**REQUEST**
What lines of the data hold the string "subtitle"? Pull each one out.

-------- DATASET RECORDS --------

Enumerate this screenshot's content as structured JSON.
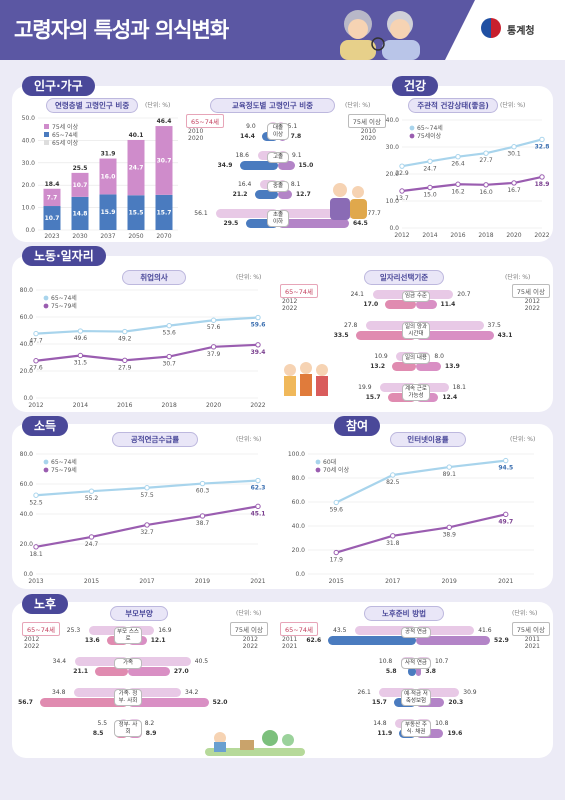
{
  "header": {
    "title": "고령자의 특성과 의식변화",
    "org": "통계청"
  },
  "sections": {
    "population": "인구·가구",
    "health": "건강",
    "labor": "노동·일자리",
    "income": "소득",
    "participation": "참여",
    "oldage": "노후"
  },
  "colors": {
    "pink": "#cf8ccb",
    "purple": "#b384c7",
    "blue": "#4a7bbf",
    "lightblue": "#a8d4ec",
    "darkpurple": "#9a5db0"
  },
  "pop_ratio": {
    "subtitle": "연령층별 고령인구 비중",
    "unit": "(단위: %)",
    "legend": [
      "75세 이상",
      "65~74세",
      "65세 이상"
    ],
    "chart_data": {
      "type": "bar",
      "categories": [
        "2023",
        "2030",
        "2037",
        "2050",
        "2070"
      ],
      "series": [
        {
          "name": "65~74세",
          "values": [
            10.7,
            14.8,
            15.9,
            15.5,
            15.7
          ]
        },
        {
          "name": "75세 이상",
          "values": [
            7.7,
            10.7,
            16.0,
            24.7,
            30.7
          ]
        },
        {
          "name": "65세 이상",
          "values": [
            18.4,
            25.5,
            31.9,
            40.1,
            46.4
          ]
        }
      ],
      "ylim": [
        0,
        50
      ],
      "yticks": [
        "0.0",
        "10.0",
        "20.0",
        "30.0",
        "40.0",
        "50.0"
      ]
    }
  },
  "edu": {
    "subtitle": "교육정도별 고령인구 비중",
    "unit": "(단위: %)",
    "left_tag": "65~74세",
    "right_tag": "75세 이상",
    "legend": [
      "2010",
      "2020"
    ],
    "rows": [
      {
        "label": "대졸 이상",
        "l2010": "9.0",
        "l2020": "14.4",
        "r2010": "5.1",
        "r2020": "7.8",
        "lv": [
          9.0,
          14.4
        ],
        "rv": [
          5.1,
          7.8
        ]
      },
      {
        "label": "고졸",
        "l2010": "18.6",
        "l2020": "34.9",
        "r2010": "9.1",
        "r2020": "15.0",
        "lv": [
          18.6,
          34.9
        ],
        "rv": [
          9.1,
          15.0
        ]
      },
      {
        "label": "중졸",
        "l2010": "16.4",
        "l2020": "21.2",
        "r2010": "8.1",
        "r2020": "12.7",
        "lv": [
          16.4,
          21.2
        ],
        "rv": [
          8.1,
          12.7
        ]
      },
      {
        "label": "초졸 이하",
        "l2010": "56.1",
        "l2020": "29.5",
        "r2010": "77.7",
        "r2020": "64.5",
        "lv": [
          56.1,
          29.5
        ],
        "rv": [
          77.7,
          64.5
        ]
      }
    ]
  },
  "health_chart": {
    "subtitle": "주관적 건강상태(좋음)",
    "unit": "(단위: %)",
    "legend": [
      "65~74세",
      "75세이상"
    ],
    "chart_data": {
      "type": "line",
      "x": [
        "2012",
        "2014",
        "2016",
        "2018",
        "2020",
        "2022"
      ],
      "series": [
        {
          "name": "65~74세",
          "values": [
            22.9,
            24.7,
            26.4,
            27.7,
            30.1,
            32.8
          ]
        },
        {
          "name": "75세이상",
          "values": [
            13.7,
            15.0,
            16.2,
            16.0,
            16.7,
            18.9
          ]
        }
      ],
      "ylim": [
        0,
        40
      ],
      "yticks": [
        "0.0",
        "10.0",
        "20.0",
        "30.0",
        "40.0"
      ]
    }
  },
  "employ": {
    "subtitle": "취업의사",
    "unit": "(단위: %)",
    "legend": [
      "65~74세",
      "75~79세"
    ],
    "chart_data": {
      "type": "line",
      "x": [
        "2012",
        "2014",
        "2016",
        "2018",
        "2020",
        "2022"
      ],
      "series": [
        {
          "name": "65~74세",
          "values": [
            47.7,
            49.6,
            49.2,
            53.6,
            57.6,
            59.6
          ]
        },
        {
          "name": "75~79세",
          "values": [
            27.6,
            31.5,
            27.9,
            30.7,
            37.9,
            39.4
          ]
        }
      ],
      "ylim": [
        0,
        80
      ],
      "yticks": [
        "0.0",
        "20.0",
        "40.0",
        "60.0",
        "80.0"
      ]
    }
  },
  "jobcrit": {
    "subtitle": "일자리선택기준",
    "unit": "(단위: %)",
    "left_tag": "65~74세",
    "right_tag": "75세 이상",
    "legend": [
      "2012",
      "2022"
    ],
    "rows": [
      {
        "label": "임금 수준",
        "l2012": "24.1",
        "l2022": "17.0",
        "r2012": "20.7",
        "r2022": "11.4",
        "lv": [
          24.1,
          17.0
        ],
        "rv": [
          20.7,
          11.4
        ]
      },
      {
        "label": "일의 양과 시간대",
        "l2012": "27.8",
        "l2022": "33.5",
        "r2012": "37.5",
        "r2022": "43.1",
        "lv": [
          27.8,
          33.5
        ],
        "rv": [
          37.5,
          43.1
        ]
      },
      {
        "label": "일의 내용",
        "l2012": "10.9",
        "l2022": "13.2",
        "r2012": "8.0",
        "r2022": "13.9",
        "lv": [
          10.9,
          13.2
        ],
        "rv": [
          8.0,
          13.9
        ]
      },
      {
        "label": "계속 근로 가능성",
        "l2012": "19.9",
        "l2022": "15.7",
        "r2012": "18.1",
        "r2022": "12.4",
        "lv": [
          19.9,
          15.7
        ],
        "rv": [
          18.1,
          12.4
        ]
      }
    ]
  },
  "pension": {
    "subtitle": "공적연금수급률",
    "unit": "(단위: %)",
    "legend": [
      "65~74세",
      "75~79세"
    ],
    "chart_data": {
      "type": "line",
      "x": [
        "2013",
        "2015",
        "2017",
        "2019",
        "2021"
      ],
      "series": [
        {
          "name": "65~74세",
          "values": [
            52.5,
            55.2,
            57.5,
            60.3,
            62.3
          ]
        },
        {
          "name": "75~79세",
          "values": [
            18.1,
            24.7,
            32.7,
            38.7,
            45.1
          ]
        }
      ],
      "ylim": [
        0,
        80
      ],
      "yticks": [
        "0.0",
        "20.0",
        "40.0",
        "60.0",
        "80.0"
      ]
    }
  },
  "internet": {
    "subtitle": "인터넷이용률",
    "unit": "(단위: %)",
    "legend": [
      "60대",
      "70세 이상"
    ],
    "chart_data": {
      "type": "line",
      "x": [
        "2015",
        "2017",
        "2019",
        "2021"
      ],
      "series": [
        {
          "name": "60대",
          "values": [
            59.6,
            82.5,
            89.1,
            94.5
          ]
        },
        {
          "name": "70세 이상",
          "values": [
            17.9,
            31.8,
            38.9,
            49.7
          ]
        }
      ],
      "ylim": [
        0,
        100
      ],
      "yticks": [
        "0.0",
        "20.0",
        "40.0",
        "60.0",
        "80.0",
        "100.0"
      ]
    }
  },
  "support": {
    "subtitle": "부모부양",
    "unit": "(단위: %)",
    "left_tag": "65~74세",
    "right_tag": "75세 이상",
    "legend": [
      "2012",
      "2022"
    ],
    "rows": [
      {
        "label": "부모 스스로",
        "l2012": "25.3",
        "l2022": "13.6",
        "r2012": "16.9",
        "r2022": "12.1",
        "lv": [
          25.3,
          13.6
        ],
        "rv": [
          16.9,
          12.1
        ]
      },
      {
        "label": "가족",
        "l2012": "34.4",
        "l2022": "21.1",
        "r2012": "40.5",
        "r2022": "27.0",
        "lv": [
          34.4,
          21.1
        ],
        "rv": [
          40.5,
          27.0
        ]
      },
      {
        "label": "가족· 정부· 사회",
        "l2012": "34.8",
        "l2022": "56.7",
        "r2012": "34.2",
        "r2022": "52.0",
        "lv": [
          34.8,
          56.7
        ],
        "rv": [
          34.2,
          52.0
        ]
      },
      {
        "label": "정부· 사회",
        "l2012": "5.5",
        "l2022": "8.5",
        "r2012": "8.2",
        "r2022": "8.9",
        "lv": [
          5.5,
          8.5
        ],
        "rv": [
          8.2,
          8.9
        ]
      }
    ]
  },
  "prep": {
    "subtitle": "노후준비 방법",
    "unit": "(단위: %)",
    "left_tag": "65~74세",
    "right_tag": "75세 이상",
    "legend": [
      "2011",
      "2021"
    ],
    "rows": [
      {
        "label": "공적 연금",
        "l2011": "43.5",
        "l2021": "62.6",
        "r2011": "41.6",
        "r2021": "52.9",
        "lv": [
          43.5,
          62.6
        ],
        "rv": [
          41.6,
          52.9
        ]
      },
      {
        "label": "사적 연금",
        "l2011": "10.8",
        "l2021": "5.8",
        "r2011": "10.7",
        "r2021": "3.8",
        "lv": [
          10.8,
          5.8
        ],
        "rv": [
          10.7,
          3.8
        ]
      },
      {
        "label": "예·적금 저축성보험",
        "l2011": "26.1",
        "l2021": "15.7",
        "r2011": "30.9",
        "r2021": "20.3",
        "lv": [
          26.1,
          15.7
        ],
        "rv": [
          30.9,
          20.3
        ]
      },
      {
        "label": "부동산 주식· 채권",
        "l2011": "14.8",
        "l2021": "11.9",
        "r2011": "10.8",
        "r2021": "19.6",
        "lv": [
          14.8,
          11.9
        ],
        "rv": [
          10.8,
          19.6
        ]
      }
    ]
  }
}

--------

**RIGHT ANSWER**
    "subtitle": "연령층별 고령인구 비중",
    "subtitle": "교육정도별 고령인구 비중",
    "subtitle": "주관적 건강상태(좋음)",
    "subtitle": "취업의사",
    "subtitle": "일자리선택기준",
    "subtitle": "공적연금수급률",
    "subtitle": "인터넷이용률",
    "subtitle": "부모부양",
    "subtitle": "노후준비 방법",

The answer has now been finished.